____ RECORDS TO PROCESS

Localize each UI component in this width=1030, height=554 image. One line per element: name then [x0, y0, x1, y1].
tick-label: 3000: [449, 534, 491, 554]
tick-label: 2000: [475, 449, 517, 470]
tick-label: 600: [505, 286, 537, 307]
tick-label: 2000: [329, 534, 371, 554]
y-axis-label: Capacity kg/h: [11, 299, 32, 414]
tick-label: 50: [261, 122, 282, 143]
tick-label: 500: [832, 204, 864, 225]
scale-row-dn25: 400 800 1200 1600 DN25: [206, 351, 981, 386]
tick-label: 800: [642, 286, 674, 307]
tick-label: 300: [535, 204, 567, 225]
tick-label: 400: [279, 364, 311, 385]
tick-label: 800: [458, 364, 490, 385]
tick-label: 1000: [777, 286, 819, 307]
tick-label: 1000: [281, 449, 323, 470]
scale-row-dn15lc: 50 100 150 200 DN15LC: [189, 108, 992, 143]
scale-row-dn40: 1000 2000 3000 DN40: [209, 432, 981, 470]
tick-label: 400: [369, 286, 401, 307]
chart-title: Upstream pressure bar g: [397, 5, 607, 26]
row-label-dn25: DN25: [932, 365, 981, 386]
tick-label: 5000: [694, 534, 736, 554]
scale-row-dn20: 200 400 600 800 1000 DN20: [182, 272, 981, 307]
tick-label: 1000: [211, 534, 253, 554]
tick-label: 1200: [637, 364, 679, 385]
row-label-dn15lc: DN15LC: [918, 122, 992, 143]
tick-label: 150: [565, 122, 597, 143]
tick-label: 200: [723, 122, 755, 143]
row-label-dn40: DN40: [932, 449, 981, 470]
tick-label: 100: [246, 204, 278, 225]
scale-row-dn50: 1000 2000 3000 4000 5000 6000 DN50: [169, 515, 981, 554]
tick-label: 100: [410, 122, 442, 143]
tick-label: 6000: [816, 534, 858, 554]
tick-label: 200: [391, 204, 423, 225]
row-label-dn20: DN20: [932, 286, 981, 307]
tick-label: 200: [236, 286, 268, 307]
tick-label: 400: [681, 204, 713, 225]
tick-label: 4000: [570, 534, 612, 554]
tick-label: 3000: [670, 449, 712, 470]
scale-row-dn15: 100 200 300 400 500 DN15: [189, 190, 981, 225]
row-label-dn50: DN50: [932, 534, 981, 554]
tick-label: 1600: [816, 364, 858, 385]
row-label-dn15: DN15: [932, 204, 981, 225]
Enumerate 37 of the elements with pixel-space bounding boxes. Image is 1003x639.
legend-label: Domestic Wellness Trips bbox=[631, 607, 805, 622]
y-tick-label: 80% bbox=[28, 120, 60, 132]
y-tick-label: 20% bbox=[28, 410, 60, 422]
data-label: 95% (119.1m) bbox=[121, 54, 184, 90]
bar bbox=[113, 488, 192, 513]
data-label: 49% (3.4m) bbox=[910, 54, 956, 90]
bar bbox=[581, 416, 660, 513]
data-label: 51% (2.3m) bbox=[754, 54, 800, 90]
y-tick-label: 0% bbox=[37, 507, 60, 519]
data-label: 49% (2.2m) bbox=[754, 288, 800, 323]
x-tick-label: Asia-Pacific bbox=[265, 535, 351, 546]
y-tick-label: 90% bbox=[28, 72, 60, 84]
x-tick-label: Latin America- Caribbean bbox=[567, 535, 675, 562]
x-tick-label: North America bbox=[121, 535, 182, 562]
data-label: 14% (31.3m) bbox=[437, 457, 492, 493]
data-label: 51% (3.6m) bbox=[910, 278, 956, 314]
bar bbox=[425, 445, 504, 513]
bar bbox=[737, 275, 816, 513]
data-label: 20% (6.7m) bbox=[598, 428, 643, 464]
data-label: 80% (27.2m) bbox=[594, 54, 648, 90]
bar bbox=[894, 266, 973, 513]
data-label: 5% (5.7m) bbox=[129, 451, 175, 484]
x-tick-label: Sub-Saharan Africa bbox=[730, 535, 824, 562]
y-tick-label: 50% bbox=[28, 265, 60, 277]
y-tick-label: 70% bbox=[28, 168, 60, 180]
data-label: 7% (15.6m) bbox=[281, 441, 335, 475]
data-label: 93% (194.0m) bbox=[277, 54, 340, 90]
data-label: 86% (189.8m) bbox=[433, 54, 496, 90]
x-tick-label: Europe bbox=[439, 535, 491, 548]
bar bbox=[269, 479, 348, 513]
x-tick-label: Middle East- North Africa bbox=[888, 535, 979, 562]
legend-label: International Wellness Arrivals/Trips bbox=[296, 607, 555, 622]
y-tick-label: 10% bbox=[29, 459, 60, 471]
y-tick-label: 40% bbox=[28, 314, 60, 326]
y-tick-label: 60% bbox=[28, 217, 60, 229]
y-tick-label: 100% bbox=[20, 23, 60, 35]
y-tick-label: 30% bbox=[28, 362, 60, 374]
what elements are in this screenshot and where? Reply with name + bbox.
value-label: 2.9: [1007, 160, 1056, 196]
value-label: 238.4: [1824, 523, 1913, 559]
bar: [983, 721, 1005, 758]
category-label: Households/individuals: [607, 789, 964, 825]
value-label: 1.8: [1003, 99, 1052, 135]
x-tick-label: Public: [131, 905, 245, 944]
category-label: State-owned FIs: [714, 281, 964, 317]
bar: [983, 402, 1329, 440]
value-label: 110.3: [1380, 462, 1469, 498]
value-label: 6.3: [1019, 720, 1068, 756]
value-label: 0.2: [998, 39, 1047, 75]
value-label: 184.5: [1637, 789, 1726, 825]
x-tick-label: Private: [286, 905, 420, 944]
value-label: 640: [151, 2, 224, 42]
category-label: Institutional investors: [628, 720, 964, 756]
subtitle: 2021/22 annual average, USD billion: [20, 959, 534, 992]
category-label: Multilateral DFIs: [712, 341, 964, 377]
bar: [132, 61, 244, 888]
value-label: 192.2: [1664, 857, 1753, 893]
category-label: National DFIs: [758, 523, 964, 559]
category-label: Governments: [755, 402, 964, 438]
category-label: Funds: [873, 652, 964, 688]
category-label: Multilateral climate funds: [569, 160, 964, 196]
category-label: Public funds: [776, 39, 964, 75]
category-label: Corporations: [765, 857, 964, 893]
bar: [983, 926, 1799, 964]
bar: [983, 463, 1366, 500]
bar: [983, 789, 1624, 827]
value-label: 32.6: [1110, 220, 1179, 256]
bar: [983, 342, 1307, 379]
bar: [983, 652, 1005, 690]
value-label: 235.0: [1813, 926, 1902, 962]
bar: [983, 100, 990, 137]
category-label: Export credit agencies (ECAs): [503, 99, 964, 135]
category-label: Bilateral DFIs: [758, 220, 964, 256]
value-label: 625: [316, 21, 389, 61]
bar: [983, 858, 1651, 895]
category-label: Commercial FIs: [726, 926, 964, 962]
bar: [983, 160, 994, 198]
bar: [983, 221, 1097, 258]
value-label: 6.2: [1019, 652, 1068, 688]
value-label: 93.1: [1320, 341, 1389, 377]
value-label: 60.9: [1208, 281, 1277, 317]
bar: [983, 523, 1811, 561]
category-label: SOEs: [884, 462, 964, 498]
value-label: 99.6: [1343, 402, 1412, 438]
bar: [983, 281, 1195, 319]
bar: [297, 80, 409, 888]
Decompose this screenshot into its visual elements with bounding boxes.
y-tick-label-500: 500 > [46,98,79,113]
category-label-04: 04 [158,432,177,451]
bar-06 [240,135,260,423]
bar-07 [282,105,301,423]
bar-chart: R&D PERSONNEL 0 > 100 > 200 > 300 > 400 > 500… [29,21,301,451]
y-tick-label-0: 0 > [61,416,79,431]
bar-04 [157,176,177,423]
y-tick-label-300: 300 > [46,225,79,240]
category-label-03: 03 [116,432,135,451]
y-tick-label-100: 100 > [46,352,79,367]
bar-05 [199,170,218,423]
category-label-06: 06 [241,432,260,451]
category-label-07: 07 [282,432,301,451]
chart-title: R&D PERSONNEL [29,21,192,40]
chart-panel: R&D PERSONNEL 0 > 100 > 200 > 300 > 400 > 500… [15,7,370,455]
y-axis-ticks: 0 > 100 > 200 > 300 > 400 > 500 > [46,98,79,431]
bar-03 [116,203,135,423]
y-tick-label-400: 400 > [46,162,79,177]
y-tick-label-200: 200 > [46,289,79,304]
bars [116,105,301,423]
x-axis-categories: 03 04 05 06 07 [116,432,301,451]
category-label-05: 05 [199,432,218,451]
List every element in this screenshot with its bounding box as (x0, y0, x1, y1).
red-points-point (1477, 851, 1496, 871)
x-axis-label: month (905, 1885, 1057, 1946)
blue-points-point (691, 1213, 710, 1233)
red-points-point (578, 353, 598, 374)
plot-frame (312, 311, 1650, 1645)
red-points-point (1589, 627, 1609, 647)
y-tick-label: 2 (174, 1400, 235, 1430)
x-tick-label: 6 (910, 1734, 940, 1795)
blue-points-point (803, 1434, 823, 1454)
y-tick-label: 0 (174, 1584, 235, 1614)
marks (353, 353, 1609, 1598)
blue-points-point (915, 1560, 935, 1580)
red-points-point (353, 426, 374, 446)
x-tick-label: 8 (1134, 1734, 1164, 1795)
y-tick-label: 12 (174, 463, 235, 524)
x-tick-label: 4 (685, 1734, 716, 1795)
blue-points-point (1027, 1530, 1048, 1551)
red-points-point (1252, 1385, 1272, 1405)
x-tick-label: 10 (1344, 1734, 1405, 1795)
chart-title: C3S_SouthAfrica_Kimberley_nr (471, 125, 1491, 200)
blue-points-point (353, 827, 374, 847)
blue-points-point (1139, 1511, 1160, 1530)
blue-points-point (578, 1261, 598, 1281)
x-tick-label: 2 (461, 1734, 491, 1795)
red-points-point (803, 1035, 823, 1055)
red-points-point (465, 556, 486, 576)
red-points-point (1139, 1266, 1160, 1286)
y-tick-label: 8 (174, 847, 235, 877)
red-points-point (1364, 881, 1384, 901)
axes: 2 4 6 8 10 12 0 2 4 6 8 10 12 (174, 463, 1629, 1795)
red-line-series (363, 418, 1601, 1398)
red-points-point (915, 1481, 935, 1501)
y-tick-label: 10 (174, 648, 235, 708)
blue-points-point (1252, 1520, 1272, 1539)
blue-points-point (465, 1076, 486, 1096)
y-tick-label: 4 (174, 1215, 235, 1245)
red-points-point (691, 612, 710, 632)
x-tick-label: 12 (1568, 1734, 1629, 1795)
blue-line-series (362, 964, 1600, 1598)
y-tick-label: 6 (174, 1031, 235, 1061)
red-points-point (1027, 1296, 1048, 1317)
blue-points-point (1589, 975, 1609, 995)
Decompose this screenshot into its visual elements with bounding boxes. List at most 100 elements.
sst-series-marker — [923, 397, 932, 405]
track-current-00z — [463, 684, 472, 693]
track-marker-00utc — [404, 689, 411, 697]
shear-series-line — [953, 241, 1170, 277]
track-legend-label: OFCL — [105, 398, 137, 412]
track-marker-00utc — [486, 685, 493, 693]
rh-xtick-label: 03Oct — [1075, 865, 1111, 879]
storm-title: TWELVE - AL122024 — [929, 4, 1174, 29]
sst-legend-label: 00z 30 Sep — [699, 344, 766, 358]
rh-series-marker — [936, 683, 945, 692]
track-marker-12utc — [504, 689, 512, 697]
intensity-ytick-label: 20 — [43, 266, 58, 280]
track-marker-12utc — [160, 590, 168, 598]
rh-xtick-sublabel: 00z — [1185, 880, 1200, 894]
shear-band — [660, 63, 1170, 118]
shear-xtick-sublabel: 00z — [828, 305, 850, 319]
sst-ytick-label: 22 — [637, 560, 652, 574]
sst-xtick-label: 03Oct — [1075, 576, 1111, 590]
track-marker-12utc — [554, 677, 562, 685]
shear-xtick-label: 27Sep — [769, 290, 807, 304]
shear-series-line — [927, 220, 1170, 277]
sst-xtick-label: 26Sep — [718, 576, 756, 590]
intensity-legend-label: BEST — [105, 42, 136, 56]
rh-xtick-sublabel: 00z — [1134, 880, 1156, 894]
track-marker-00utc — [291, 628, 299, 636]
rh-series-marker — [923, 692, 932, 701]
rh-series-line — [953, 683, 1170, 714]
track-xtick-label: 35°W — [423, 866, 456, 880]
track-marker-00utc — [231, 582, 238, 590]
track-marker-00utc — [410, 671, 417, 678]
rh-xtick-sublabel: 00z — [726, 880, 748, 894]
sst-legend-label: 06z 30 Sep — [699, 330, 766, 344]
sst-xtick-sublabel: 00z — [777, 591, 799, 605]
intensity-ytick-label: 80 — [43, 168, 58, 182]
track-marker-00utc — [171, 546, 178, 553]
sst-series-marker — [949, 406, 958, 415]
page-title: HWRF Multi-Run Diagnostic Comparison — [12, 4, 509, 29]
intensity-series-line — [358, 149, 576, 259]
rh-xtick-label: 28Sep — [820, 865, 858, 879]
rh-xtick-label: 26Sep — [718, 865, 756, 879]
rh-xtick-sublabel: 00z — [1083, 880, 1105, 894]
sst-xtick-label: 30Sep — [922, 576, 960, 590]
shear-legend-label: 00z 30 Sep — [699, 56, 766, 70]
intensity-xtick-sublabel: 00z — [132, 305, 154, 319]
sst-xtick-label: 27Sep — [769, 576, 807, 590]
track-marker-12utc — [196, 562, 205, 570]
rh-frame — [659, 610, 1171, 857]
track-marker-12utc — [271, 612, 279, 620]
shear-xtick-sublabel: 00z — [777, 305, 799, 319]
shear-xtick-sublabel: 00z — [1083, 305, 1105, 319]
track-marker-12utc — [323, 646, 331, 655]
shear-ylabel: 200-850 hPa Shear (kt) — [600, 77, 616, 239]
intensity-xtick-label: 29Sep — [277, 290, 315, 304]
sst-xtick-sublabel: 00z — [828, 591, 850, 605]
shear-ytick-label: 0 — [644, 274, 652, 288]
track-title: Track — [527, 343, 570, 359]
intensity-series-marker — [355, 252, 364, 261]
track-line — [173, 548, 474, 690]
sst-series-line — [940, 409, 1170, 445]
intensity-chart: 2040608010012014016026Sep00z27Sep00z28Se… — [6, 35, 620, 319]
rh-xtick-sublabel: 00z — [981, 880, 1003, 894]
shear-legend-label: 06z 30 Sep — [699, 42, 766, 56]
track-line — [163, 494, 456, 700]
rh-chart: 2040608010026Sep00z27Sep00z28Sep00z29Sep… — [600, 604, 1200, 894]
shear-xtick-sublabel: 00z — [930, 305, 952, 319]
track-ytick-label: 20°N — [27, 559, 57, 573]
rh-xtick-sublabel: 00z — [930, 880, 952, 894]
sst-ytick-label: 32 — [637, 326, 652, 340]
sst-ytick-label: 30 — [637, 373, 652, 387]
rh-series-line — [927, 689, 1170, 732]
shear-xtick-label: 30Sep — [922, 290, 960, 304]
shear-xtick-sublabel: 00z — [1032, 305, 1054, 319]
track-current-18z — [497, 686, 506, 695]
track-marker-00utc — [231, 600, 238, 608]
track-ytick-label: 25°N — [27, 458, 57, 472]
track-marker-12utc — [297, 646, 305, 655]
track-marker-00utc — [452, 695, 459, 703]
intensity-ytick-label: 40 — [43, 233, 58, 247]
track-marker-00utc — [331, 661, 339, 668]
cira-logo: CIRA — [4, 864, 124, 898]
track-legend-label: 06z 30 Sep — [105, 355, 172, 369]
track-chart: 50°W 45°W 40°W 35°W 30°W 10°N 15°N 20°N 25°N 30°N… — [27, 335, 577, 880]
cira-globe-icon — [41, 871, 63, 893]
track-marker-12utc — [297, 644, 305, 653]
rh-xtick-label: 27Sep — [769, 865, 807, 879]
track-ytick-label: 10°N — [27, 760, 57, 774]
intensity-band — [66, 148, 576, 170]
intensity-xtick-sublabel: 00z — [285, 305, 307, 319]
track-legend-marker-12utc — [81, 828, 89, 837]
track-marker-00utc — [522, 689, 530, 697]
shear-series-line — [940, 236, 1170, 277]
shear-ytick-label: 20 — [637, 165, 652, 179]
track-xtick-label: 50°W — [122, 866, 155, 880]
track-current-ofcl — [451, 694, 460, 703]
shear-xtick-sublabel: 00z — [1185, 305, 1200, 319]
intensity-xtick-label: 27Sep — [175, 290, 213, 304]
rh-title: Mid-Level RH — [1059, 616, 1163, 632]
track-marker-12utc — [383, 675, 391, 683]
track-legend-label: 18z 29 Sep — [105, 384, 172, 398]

________

*TASK GOAL:* Retype the rows word for word, from the first row through the row containing "tick-label: 500: [832, 204, 864, 225]".

*THE REPLY:*
Localize each UI component in this width=1030, height=554 image. One line per element: name then [x0, y0, x1, y1].
tick-label: 3000: [449, 534, 491, 554]
tick-label: 2000: [475, 449, 517, 470]
tick-label: 600: [505, 286, 537, 307]
tick-label: 2000: [329, 534, 371, 554]
y-axis-label: Capacity kg/h: [11, 299, 32, 414]
tick-label: 50: [261, 122, 282, 143]
tick-label: 500: [832, 204, 864, 225]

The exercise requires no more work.